Task to complete
Extract each line holding the word "xlabel" from the entries.

Records that describe figures

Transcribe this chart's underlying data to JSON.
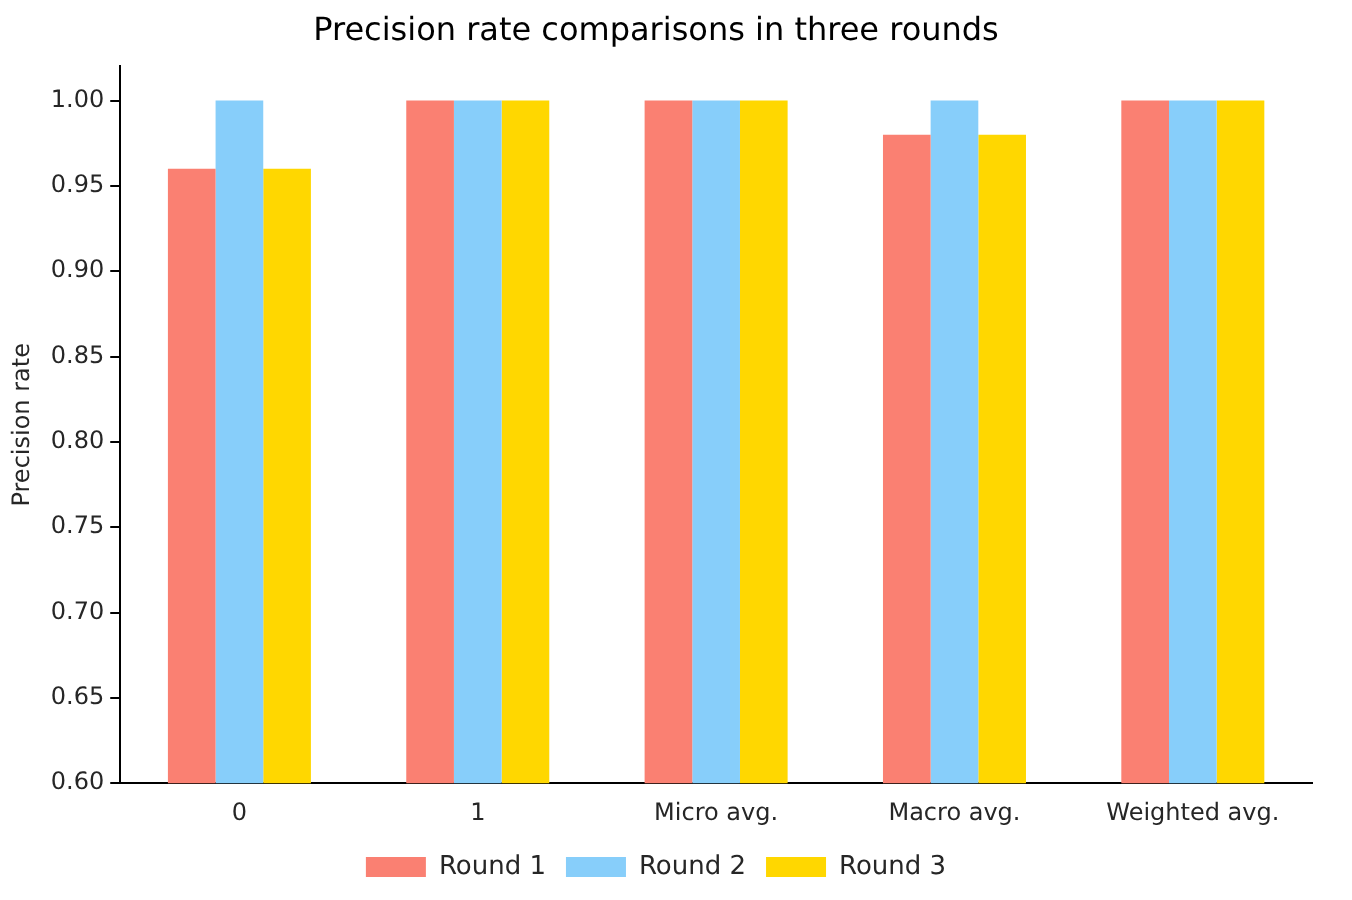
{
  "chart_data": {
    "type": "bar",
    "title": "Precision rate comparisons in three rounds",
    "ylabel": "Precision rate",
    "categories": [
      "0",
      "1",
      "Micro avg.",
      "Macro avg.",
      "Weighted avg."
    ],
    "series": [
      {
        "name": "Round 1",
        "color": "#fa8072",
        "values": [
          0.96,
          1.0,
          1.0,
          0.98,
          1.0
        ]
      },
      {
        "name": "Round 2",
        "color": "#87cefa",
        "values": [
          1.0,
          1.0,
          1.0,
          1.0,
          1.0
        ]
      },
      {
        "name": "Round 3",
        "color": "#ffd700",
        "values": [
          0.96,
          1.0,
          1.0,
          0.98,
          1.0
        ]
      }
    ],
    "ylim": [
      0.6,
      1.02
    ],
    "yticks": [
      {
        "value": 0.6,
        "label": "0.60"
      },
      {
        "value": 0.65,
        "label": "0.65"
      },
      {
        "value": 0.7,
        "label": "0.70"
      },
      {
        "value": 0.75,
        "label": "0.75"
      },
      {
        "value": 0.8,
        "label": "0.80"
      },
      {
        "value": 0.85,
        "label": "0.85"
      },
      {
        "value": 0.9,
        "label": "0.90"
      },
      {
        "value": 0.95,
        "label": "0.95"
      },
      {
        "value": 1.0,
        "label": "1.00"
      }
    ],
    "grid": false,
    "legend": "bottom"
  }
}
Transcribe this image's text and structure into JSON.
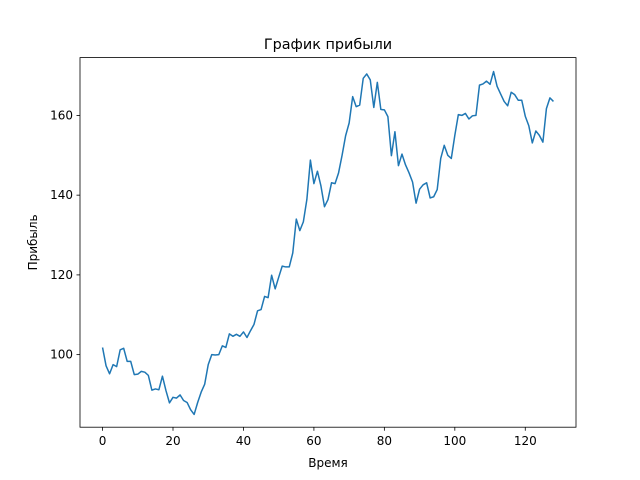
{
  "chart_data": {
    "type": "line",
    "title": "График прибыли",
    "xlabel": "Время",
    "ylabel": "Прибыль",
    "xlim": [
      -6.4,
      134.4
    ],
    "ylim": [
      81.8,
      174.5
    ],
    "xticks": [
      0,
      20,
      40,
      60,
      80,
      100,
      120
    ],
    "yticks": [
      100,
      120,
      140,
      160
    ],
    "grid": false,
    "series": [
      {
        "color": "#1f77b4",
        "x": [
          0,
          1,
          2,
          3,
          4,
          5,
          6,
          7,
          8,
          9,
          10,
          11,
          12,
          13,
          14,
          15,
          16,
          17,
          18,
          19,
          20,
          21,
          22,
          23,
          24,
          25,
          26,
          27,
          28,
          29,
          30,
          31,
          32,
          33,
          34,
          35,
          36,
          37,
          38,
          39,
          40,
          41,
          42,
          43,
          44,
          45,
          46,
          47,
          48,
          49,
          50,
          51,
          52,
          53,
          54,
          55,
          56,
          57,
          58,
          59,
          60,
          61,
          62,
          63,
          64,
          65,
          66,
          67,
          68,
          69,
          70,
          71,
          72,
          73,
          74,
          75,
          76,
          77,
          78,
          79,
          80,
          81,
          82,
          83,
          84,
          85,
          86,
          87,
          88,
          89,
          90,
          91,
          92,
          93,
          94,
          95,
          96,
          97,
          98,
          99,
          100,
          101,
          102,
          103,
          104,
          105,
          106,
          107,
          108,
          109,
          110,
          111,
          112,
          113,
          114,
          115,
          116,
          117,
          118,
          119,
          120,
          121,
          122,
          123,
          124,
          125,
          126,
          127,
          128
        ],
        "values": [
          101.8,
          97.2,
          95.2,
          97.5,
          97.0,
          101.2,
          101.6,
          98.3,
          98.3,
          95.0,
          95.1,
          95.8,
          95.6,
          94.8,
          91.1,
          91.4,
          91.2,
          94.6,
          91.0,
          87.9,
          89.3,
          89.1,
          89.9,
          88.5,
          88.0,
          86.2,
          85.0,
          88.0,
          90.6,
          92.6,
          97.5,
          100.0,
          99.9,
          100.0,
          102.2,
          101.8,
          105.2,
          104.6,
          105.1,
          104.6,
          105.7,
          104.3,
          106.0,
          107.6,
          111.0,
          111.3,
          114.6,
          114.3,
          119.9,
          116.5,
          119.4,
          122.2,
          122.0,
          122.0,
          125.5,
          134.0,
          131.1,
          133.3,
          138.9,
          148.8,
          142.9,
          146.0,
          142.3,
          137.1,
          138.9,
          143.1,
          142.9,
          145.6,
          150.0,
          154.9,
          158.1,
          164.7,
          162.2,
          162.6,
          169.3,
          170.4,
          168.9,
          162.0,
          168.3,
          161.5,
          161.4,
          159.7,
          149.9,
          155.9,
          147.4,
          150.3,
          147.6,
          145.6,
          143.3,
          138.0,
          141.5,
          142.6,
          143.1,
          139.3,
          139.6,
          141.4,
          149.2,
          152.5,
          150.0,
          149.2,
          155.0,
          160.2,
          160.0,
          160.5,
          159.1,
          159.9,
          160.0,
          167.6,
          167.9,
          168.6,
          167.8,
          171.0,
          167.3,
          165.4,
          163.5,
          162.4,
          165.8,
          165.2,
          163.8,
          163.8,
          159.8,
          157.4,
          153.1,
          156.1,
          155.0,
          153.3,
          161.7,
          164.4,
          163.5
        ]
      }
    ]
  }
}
---
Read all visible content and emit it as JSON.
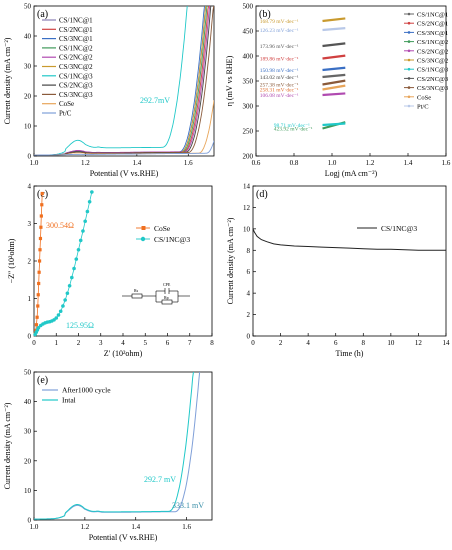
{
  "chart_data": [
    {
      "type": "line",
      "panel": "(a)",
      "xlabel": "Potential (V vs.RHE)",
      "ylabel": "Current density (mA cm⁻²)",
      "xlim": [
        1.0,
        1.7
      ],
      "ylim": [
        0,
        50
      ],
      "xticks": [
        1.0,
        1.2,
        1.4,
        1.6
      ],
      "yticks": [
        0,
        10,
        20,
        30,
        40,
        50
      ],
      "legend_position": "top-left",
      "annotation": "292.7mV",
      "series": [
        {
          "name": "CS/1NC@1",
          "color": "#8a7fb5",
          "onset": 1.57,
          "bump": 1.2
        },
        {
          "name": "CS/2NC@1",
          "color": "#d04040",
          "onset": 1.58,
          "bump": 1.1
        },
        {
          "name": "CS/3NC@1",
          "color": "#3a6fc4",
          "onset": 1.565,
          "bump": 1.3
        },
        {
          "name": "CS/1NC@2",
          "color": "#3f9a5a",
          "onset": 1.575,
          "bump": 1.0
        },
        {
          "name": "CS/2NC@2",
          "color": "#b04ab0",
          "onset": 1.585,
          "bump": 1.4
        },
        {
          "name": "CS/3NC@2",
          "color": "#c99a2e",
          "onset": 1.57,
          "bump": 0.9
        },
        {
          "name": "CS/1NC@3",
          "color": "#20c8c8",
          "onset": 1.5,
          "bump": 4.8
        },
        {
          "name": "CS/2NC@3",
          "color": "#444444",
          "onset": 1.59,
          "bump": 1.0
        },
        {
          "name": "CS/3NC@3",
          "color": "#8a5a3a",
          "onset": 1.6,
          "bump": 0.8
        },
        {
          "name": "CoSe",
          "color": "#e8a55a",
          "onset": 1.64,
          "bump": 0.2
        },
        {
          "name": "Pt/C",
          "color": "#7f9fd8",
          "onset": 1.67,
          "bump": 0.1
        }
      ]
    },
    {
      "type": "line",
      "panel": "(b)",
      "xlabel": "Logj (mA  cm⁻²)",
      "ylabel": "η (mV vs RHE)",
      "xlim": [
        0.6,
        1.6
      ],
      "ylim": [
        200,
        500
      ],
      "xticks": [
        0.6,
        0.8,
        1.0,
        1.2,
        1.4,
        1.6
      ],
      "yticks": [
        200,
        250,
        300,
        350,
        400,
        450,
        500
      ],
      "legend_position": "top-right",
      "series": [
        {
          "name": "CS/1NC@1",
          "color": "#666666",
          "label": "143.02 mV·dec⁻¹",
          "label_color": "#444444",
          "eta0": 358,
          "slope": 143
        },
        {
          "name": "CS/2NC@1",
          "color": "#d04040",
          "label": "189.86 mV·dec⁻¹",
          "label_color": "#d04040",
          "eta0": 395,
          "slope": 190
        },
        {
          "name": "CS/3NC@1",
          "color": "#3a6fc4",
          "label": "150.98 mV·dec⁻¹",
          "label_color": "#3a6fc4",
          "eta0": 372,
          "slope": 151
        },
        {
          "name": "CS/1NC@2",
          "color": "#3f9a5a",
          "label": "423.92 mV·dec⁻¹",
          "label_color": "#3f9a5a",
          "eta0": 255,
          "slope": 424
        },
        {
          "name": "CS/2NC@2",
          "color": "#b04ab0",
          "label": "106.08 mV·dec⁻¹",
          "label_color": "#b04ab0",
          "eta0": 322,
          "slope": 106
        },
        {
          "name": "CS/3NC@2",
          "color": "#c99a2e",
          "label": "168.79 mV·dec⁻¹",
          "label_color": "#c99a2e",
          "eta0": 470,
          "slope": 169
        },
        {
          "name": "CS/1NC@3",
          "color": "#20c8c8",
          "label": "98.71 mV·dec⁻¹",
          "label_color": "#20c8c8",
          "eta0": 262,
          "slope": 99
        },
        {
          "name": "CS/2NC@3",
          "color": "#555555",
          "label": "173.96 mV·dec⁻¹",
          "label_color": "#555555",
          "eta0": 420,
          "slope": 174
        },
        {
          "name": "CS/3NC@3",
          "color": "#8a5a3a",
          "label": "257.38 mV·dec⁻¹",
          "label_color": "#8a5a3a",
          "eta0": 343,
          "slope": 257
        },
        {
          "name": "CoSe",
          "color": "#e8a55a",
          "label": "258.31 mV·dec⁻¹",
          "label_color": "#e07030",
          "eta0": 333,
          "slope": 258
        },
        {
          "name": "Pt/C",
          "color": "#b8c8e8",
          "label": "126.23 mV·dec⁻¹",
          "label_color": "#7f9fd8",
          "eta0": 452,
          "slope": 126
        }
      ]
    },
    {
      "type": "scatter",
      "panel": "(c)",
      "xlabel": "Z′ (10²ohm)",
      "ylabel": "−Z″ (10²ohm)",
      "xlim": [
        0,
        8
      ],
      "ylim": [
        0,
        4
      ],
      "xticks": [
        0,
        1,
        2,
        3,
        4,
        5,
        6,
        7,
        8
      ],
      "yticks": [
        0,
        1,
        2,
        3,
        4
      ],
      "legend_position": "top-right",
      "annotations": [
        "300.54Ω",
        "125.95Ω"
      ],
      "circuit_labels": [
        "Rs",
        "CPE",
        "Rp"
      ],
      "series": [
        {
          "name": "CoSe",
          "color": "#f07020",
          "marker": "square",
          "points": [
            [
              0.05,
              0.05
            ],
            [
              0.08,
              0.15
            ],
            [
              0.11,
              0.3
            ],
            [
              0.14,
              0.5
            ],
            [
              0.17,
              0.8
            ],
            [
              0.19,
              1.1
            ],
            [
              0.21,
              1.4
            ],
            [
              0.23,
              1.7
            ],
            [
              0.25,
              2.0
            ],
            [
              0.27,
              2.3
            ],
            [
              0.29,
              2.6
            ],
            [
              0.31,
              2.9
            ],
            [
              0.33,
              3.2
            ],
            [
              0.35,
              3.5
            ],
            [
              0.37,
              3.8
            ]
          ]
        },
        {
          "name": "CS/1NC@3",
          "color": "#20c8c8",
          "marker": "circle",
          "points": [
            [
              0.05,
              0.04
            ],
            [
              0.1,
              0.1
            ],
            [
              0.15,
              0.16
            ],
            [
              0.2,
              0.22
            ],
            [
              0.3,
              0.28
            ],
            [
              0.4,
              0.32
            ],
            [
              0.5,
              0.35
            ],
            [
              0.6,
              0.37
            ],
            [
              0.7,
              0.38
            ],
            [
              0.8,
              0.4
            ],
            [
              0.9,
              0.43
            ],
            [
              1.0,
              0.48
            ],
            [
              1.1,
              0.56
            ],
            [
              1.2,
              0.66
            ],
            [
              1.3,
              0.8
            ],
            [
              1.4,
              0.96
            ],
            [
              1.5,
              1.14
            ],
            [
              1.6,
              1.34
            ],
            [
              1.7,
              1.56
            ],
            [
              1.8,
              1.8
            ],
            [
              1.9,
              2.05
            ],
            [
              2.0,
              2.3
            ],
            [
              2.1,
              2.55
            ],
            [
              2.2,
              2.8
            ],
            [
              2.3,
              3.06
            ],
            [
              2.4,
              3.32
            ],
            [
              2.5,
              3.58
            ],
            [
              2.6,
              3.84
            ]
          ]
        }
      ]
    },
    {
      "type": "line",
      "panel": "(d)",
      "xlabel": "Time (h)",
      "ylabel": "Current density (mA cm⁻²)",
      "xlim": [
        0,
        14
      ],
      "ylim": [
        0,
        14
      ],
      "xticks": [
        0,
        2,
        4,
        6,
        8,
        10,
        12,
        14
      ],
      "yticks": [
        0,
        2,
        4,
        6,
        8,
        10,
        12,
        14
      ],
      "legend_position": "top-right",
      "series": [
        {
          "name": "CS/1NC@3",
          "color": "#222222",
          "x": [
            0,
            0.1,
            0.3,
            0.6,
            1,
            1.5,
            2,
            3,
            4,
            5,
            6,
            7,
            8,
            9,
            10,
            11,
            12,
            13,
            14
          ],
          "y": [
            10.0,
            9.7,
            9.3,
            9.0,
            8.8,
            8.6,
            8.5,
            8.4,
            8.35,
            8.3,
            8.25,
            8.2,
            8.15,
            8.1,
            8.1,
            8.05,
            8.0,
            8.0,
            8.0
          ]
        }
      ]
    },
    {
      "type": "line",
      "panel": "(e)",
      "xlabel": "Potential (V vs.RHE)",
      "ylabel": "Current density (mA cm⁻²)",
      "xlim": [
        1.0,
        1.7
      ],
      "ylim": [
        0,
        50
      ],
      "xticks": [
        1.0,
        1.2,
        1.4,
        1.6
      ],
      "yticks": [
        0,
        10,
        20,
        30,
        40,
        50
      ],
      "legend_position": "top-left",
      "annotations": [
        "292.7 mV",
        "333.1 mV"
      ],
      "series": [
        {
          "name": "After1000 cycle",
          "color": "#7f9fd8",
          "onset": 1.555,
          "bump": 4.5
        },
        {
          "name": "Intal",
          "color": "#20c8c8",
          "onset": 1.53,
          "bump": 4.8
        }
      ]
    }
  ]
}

Response to this exercise
    "xlabel": "Время",
      "xlabel": "Potential (V vs.RHE)",
      "xlabel": "Logj (mA  cm⁻²)",
      "xlabel": "Z′ (10²ohm)",
      "xlabel": "Time (h)",
      "xlabel": "Potential (V vs.RHE)",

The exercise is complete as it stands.